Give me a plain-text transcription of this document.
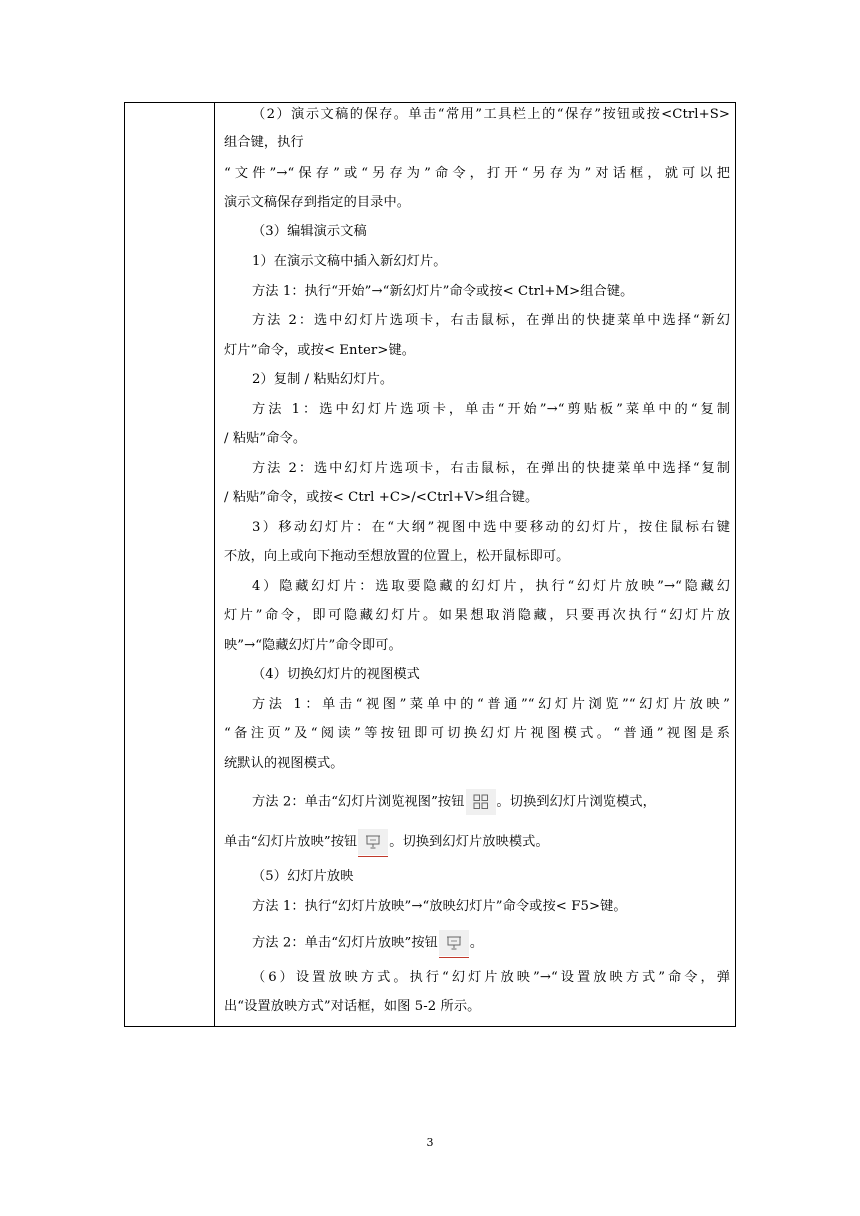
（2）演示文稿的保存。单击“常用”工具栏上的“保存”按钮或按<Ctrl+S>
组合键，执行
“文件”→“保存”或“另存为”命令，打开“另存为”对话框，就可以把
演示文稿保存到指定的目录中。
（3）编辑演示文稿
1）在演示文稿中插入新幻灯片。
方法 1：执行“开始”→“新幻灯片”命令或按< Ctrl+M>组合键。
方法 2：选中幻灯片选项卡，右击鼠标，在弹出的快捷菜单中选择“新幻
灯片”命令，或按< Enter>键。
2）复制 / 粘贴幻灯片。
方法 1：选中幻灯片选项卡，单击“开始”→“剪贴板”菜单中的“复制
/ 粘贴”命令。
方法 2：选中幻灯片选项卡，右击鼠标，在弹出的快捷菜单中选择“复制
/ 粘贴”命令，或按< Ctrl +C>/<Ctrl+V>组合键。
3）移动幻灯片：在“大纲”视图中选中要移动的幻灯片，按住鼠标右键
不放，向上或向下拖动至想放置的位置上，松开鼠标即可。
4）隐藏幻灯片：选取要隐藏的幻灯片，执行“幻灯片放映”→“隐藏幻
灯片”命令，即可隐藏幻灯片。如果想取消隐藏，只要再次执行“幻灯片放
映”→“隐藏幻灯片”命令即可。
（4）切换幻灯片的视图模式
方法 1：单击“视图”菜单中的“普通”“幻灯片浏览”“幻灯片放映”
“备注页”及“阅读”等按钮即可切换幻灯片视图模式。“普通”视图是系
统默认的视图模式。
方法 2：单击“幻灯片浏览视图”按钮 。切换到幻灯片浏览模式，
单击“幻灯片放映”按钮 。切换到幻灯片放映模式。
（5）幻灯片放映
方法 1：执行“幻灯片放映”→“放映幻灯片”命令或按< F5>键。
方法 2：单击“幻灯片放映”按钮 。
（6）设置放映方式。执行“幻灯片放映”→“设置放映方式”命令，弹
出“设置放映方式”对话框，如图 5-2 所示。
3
::::::::::
Identify every line above that includes the word "右击鼠标", and show those lines.

方法 2：选中幻灯片选项卡，右击鼠标，在弹出的快捷菜单中选择“新幻
方法 2：选中幻灯片选项卡，右击鼠标，在弹出的快捷菜单中选择“复制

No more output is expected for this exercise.